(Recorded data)

------------------------------------------------

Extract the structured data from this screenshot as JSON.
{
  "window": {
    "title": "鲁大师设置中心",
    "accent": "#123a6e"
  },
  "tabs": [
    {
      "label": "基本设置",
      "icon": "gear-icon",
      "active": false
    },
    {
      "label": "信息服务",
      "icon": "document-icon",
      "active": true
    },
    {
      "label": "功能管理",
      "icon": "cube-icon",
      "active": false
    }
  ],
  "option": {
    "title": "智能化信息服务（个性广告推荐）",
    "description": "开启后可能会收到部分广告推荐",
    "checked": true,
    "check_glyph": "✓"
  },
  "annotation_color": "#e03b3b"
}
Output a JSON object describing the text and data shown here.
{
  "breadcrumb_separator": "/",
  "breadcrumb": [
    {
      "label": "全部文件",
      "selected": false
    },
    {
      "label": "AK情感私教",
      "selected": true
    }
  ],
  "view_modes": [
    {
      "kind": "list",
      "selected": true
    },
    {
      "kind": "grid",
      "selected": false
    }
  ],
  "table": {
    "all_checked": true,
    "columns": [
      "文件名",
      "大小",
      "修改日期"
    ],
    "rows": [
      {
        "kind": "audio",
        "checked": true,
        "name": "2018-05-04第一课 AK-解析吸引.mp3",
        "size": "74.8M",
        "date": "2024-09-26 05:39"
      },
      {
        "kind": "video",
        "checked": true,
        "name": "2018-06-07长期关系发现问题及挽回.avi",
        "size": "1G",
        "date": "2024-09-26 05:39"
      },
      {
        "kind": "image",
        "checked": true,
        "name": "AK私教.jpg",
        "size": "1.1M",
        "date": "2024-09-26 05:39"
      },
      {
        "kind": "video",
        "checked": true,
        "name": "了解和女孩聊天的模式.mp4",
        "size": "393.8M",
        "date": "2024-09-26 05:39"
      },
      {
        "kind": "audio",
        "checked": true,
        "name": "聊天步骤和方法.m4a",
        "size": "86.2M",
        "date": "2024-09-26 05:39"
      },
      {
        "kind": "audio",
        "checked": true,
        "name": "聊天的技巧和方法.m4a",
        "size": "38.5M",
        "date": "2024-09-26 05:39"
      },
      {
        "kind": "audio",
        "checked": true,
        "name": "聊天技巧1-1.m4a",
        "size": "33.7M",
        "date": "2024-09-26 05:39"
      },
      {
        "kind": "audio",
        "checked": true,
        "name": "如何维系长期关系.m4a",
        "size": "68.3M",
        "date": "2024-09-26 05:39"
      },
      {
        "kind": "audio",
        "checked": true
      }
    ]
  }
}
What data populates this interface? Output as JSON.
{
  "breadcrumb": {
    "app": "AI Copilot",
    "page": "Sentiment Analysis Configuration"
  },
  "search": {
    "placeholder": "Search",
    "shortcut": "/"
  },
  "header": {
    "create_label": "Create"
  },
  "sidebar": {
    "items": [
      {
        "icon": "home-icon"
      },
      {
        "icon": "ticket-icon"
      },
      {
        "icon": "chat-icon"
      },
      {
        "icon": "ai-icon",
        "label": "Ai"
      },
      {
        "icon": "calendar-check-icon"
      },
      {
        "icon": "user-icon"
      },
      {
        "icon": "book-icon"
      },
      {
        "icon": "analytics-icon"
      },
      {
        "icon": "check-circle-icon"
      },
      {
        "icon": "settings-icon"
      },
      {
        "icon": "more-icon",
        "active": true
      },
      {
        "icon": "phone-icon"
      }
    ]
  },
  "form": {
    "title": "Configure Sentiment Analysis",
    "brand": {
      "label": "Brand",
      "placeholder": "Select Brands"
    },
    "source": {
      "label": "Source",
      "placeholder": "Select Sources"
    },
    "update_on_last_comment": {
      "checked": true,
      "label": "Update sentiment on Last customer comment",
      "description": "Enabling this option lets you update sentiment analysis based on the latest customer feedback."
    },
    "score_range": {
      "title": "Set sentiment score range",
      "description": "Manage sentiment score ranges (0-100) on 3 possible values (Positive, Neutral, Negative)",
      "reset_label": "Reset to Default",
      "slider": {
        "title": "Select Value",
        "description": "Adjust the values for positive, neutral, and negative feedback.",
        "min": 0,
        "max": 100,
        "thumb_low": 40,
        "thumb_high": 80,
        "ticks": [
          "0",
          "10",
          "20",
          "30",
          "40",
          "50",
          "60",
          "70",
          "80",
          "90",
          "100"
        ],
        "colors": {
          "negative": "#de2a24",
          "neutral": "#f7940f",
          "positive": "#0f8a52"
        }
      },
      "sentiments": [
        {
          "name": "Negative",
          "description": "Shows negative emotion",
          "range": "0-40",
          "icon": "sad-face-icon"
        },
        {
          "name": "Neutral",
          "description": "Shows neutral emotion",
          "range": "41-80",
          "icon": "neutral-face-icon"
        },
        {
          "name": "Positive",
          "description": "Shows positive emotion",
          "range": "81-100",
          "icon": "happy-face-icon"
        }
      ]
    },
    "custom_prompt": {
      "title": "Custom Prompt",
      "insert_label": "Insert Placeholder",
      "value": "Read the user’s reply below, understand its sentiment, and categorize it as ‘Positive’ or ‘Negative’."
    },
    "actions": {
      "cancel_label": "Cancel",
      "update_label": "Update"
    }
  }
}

------------------------------------------------

Task goal:
Write the entries again, exactly as they stand.

Answer:
Extract the structured data from this screenshot as JSON.
{
  "window": {
    "title": "鲁大师设置中心",
    "accent": "#123a6e"
  },
  "tabs": [
    {
      "label": "基本设置",
      "icon": "gear-icon",
      "active": false
    },
    {
      "label": "信息服务",
      "icon": "document-icon",
      "active": true
    },
    {
      "label": "功能管理",
      "icon": "cube-icon",
      "active": false
    }
  ],
  "option": {
    "title": "智能化信息服务（个性广告推荐）",
    "description": "开启后可能会收到部分广告推荐",
    "checked": true,
    "check_glyph": "✓"
  },
  "annotation_color": "#e03b3b"
}
Output a JSON object describing the text and data shown here.
{
  "breadcrumb_separator": "/",
  "breadcrumb": [
    {
      "label": "全部文件",
      "selected": false
    },
    {
      "label": "AK情感私教",
      "selected": true
    }
  ],
  "view_modes": [
    {
      "kind": "list",
      "selected": true
    },
    {
      "kind": "grid",
      "selected": false
    }
  ],
  "table": {
    "all_checked": true,
    "columns": [
      "文件名",
      "大小",
      "修改日期"
    ],
    "rows": [
      {
        "kind": "audio",
        "checked": true,
        "name": "2018-05-04第一课 AK-解析吸引.mp3",
        "size": "74.8M",
        "date": "2024-09-26 05:39"
      },
      {
        "kind": "video",
        "checked": true,
        "name": "2018-06-07长期关系发现问题及挽回.avi",
        "size": "1G",
        "date": "2024-09-26 05:39"
      },
      {
        "kind": "image",
        "checked": true,
        "name": "AK私教.jpg",
        "size": "1.1M",
        "date": "2024-09-26 05:39"
      },
      {
        "kind": "video",
        "checked": true,
        "name": "了解和女孩聊天的模式.mp4",
        "size": "393.8M",
        "date": "2024-09-26 05:39"
      },
      {
        "kind": "audio",
        "checked": true,
        "name": "聊天步骤和方法.m4a",
        "size": "86.2M",
        "date": "2024-09-26 05:39"
      },
      {
        "kind": "audio",
        "checked": true,
        "name": "聊天的技巧和方法.m4a",
        "size": "38.5M",
        "date": "2024-09-26 05:39"
      },
      {
        "kind": "audio",
        "checked": true,
        "name": "聊天技巧1-1.m4a",
        "size": "33.7M",
        "date": "2024-09-26 05:39"
      },
      {
        "kind": "audio",
        "checked": true,
        "name": "如何维系长期关系.m4a",
        "size": "68.3M",
        "date": "2024-09-26 05:39"
      },
      {
        "kind": "audio",
        "checked": true
      }
    ]
  }
}
What data populates this interface? Output as JSON.
{
  "breadcrumb": {
    "app": "AI Copilot",
    "page": "Sentiment Analysis Configuration"
  },
  "search": {
    "placeholder": "Search",
    "shortcut": "/"
  },
  "header": {
    "create_label": "Create"
  },
  "sidebar": {
    "items": [
      {
        "icon": "home-icon"
      },
      {
        "icon": "ticket-icon"
      },
      {
        "icon": "chat-icon"
      },
      {
        "icon": "ai-icon",
        "label": "Ai"
      },
      {
        "icon": "calendar-check-icon"
      },
      {
        "icon": "user-icon"
      },
      {
        "icon": "book-icon"
      },
      {
        "icon": "analytics-icon"
      },
      {
        "icon": "check-circle-icon"
      },
      {
        "icon": "settings-icon"
      },
      {
        "icon": "more-icon",
        "active": true
      },
      {
        "icon": "phone-icon"
      }
    ]
  },
  "form": {
    "title": "Configure Sentiment Analysis",
    "brand": {
      "label": "Brand",
      "placeholder": "Select Brands"
    },
    "source": {
      "label": "Source",
      "placeholder": "Select Sources"
    },
    "update_on_last_comment": {
      "checked": true,
      "label": "Update sentiment on Last customer comment",
      "description": "Enabling this option lets you update sentiment analysis based on the latest customer feedback."
    },
    "score_range": {
      "title": "Set sentiment score range",
      "description": "Manage sentiment score ranges (0-100) on 3 possible values (Positive, Neutral, Negative)",
      "reset_label": "Reset to Default",
      "slider": {
        "title": "Select Value",
        "description": "Adjust the values for positive, neutral, and negative feedback.",
        "min": 0,
        "max": 100,
        "thumb_low": 40,
        "thumb_high": 80,
        "ticks": [
          "0",
          "10",
          "20",
          "30",
          "40",
          "50",
          "60",
          "70",
          "80",
          "90",
          "100"
        ],
        "colors": {
          "negative": "#de2a24",
          "neutral": "#f7940f",
          "positive": "#0f8a52"
        }
      },
      "sentiments": [
        {
          "name": "Negative",
          "description": "Shows negative emotion",
          "range": "0-40",
          "icon": "sad-face-icon"
        },
        {
          "name": "Neutral",
          "description": "Shows neutral emotion",
          "range": "41-80",
          "icon": "neutral-face-icon"
        },
        {
          "name": "Positive",
          "description": "Shows positive emotion",
          "range": "81-100",
          "icon": "happy-face-icon"
        }
      ]
    },
    "custom_prompt": {
      "title": "Custom Prompt",
      "insert_label": "Insert Placeholder",
      "value": "Read the user’s reply below, understand its sentiment, and categorize it as ‘Positive’ or ‘Negative’."
    },
    "actions": {
      "cancel_label": "Cancel",
      "update_label": "Update"
    }
  }
}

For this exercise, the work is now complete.